(Problem requirements):
Return each entry exactly, with none missing.

───── Extracted information

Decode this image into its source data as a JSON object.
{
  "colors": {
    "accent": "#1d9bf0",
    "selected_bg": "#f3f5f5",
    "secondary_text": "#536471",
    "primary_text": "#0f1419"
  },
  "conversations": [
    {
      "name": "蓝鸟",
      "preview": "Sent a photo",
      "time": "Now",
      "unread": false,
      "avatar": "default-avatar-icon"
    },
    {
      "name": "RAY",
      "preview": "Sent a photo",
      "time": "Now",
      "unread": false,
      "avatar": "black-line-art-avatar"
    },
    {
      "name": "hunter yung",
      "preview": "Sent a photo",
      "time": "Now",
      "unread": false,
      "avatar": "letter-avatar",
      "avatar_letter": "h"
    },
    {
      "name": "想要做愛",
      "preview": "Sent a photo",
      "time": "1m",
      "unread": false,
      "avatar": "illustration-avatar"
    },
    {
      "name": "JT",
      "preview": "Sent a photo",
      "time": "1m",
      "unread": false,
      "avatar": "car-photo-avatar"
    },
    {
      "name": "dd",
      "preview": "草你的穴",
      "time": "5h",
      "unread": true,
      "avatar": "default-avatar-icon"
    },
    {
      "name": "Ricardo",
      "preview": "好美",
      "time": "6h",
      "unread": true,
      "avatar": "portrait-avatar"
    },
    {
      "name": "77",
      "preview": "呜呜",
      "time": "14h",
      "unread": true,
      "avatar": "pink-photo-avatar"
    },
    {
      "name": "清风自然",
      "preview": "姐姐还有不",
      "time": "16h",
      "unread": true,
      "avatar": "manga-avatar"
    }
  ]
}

──────────

(Answer to the task):
Decode this image into its source data as a JSON object.
{
  "colors": {
    "accent": "#1d9bf0",
    "selected_bg": "#f3f5f5",
    "secondary_text": "#536471",
    "primary_text": "#0f1419"
  },
  "conversations": [
    {
      "name": "蓝鸟",
      "preview": "Sent a photo",
      "time": "Now",
      "unread": false,
      "avatar": "default-avatar-icon"
    },
    {
      "name": "RAY",
      "preview": "Sent a photo",
      "time": "Now",
      "unread": false,
      "avatar": "black-line-art-avatar"
    },
    {
      "name": "hunter yung",
      "preview": "Sent a photo",
      "time": "Now",
      "unread": false,
      "avatar": "letter-avatar",
      "avatar_letter": "h"
    },
    {
      "name": "想要做愛",
      "preview": "Sent a photo",
      "time": "1m",
      "unread": false,
      "avatar": "illustration-avatar"
    },
    {
      "name": "JT",
      "preview": "Sent a photo",
      "time": "1m",
      "unread": false,
      "avatar": "car-photo-avatar"
    },
    {
      "name": "dd",
      "preview": "草你的穴",
      "time": "5h",
      "unread": true,
      "avatar": "default-avatar-icon"
    },
    {
      "name": "Ricardo",
      "preview": "好美",
      "time": "6h",
      "unread": true,
      "avatar": "portrait-avatar"
    },
    {
      "name": "77",
      "preview": "呜呜",
      "time": "14h",
      "unread": true,
      "avatar": "pink-photo-avatar"
    },
    {
      "name": "清风自然",
      "preview": "姐姐还有不",
      "time": "16h",
      "unread": true,
      "avatar": "manga-avatar"
    }
  ]
}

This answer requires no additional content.